> [DATA LINES]

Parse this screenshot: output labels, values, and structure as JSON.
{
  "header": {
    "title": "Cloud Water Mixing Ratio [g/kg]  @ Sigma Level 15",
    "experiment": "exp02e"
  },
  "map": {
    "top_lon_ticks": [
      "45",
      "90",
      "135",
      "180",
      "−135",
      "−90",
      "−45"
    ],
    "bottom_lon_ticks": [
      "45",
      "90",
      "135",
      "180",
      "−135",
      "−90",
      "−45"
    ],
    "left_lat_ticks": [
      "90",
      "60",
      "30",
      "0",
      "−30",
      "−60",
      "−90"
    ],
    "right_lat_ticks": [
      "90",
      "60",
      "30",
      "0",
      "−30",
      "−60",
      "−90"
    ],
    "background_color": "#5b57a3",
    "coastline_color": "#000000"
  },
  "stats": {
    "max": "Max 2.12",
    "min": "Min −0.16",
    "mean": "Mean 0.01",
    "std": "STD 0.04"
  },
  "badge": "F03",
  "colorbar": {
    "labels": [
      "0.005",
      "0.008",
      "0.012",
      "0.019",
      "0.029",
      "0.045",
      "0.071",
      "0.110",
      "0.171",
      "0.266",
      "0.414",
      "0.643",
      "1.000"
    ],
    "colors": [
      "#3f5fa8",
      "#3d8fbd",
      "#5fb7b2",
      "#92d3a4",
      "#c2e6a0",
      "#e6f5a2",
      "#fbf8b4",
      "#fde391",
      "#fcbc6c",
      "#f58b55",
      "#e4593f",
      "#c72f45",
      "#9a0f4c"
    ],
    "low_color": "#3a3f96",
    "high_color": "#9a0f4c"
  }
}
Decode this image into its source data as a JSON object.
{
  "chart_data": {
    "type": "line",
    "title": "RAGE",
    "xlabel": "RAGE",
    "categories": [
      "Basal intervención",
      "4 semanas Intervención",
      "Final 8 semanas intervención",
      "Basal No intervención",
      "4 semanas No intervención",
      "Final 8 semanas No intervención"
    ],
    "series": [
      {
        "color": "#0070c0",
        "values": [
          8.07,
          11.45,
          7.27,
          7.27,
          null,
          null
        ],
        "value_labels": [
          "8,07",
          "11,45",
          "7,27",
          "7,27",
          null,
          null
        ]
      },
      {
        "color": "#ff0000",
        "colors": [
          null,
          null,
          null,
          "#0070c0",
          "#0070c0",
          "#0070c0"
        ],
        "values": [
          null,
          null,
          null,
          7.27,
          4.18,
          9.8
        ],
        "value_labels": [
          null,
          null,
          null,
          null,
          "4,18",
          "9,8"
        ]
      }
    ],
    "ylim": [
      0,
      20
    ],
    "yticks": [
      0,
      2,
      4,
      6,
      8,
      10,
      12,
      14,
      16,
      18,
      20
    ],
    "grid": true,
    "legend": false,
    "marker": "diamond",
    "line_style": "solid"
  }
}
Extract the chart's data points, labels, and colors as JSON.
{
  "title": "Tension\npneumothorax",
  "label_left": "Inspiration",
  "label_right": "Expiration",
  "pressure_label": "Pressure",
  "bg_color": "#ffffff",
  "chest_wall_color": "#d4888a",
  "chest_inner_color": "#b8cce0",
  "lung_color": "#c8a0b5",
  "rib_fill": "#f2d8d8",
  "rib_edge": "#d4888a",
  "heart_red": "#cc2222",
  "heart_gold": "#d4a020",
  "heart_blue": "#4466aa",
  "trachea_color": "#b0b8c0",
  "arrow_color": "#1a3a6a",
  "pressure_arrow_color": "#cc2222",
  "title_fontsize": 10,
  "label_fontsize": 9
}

> [AIM OF THE EXERCISE] Output all of the material, please, exactly as it stands.

> [WRITTEN REPLY]
Parse this screenshot: output labels, values, and structure as JSON.
{
  "header": {
    "title": "Cloud Water Mixing Ratio [g/kg]  @ Sigma Level 15",
    "experiment": "exp02e"
  },
  "map": {
    "top_lon_ticks": [
      "45",
      "90",
      "135",
      "180",
      "−135",
      "−90",
      "−45"
    ],
    "bottom_lon_ticks": [
      "45",
      "90",
      "135",
      "180",
      "−135",
      "−90",
      "−45"
    ],
    "left_lat_ticks": [
      "90",
      "60",
      "30",
      "0",
      "−30",
      "−60",
      "−90"
    ],
    "right_lat_ticks": [
      "90",
      "60",
      "30",
      "0",
      "−30",
      "−60",
      "−90"
    ],
    "background_color": "#5b57a3",
    "coastline_color": "#000000"
  },
  "stats": {
    "max": "Max 2.12",
    "min": "Min −0.16",
    "mean": "Mean 0.01",
    "std": "STD 0.04"
  },
  "badge": "F03",
  "colorbar": {
    "labels": [
      "0.005",
      "0.008",
      "0.012",
      "0.019",
      "0.029",
      "0.045",
      "0.071",
      "0.110",
      "0.171",
      "0.266",
      "0.414",
      "0.643",
      "1.000"
    ],
    "colors": [
      "#3f5fa8",
      "#3d8fbd",
      "#5fb7b2",
      "#92d3a4",
      "#c2e6a0",
      "#e6f5a2",
      "#fbf8b4",
      "#fde391",
      "#fcbc6c",
      "#f58b55",
      "#e4593f",
      "#c72f45",
      "#9a0f4c"
    ],
    "low_color": "#3a3f96",
    "high_color": "#9a0f4c"
  }
}
Decode this image into its source data as a JSON object.
{
  "chart_data": {
    "type": "line",
    "title": "RAGE",
    "xlabel": "RAGE",
    "categories": [
      "Basal intervención",
      "4 semanas Intervención",
      "Final 8 semanas intervención",
      "Basal No intervención",
      "4 semanas No intervención",
      "Final 8 semanas No intervención"
    ],
    "series": [
      {
        "color": "#0070c0",
        "values": [
          8.07,
          11.45,
          7.27,
          7.27,
          null,
          null
        ],
        "value_labels": [
          "8,07",
          "11,45",
          "7,27",
          "7,27",
          null,
          null
        ]
      },
      {
        "color": "#ff0000",
        "colors": [
          null,
          null,
          null,
          "#0070c0",
          "#0070c0",
          "#0070c0"
        ],
        "values": [
          null,
          null,
          null,
          7.27,
          4.18,
          9.8
        ],
        "value_labels": [
          null,
          null,
          null,
          null,
          "4,18",
          "9,8"
        ]
      }
    ],
    "ylim": [
      0,
      20
    ],
    "yticks": [
      0,
      2,
      4,
      6,
      8,
      10,
      12,
      14,
      16,
      18,
      20
    ],
    "grid": true,
    "legend": false,
    "marker": "diamond",
    "line_style": "solid"
  }
}
Extract the chart's data points, labels, and colors as JSON.
{
  "title": "Tension\npneumothorax",
  "label_left": "Inspiration",
  "label_right": "Expiration",
  "pressure_label": "Pressure",
  "bg_color": "#ffffff",
  "chest_wall_color": "#d4888a",
  "chest_inner_color": "#b8cce0",
  "lung_color": "#c8a0b5",
  "rib_fill": "#f2d8d8",
  "rib_edge": "#d4888a",
  "heart_red": "#cc2222",
  "heart_gold": "#d4a020",
  "heart_blue": "#4466aa",
  "trachea_color": "#b0b8c0",
  "arrow_color": "#1a3a6a",
  "pressure_arrow_color": "#cc2222",
  "title_fontsize": 10,
  "label_fontsize": 9
}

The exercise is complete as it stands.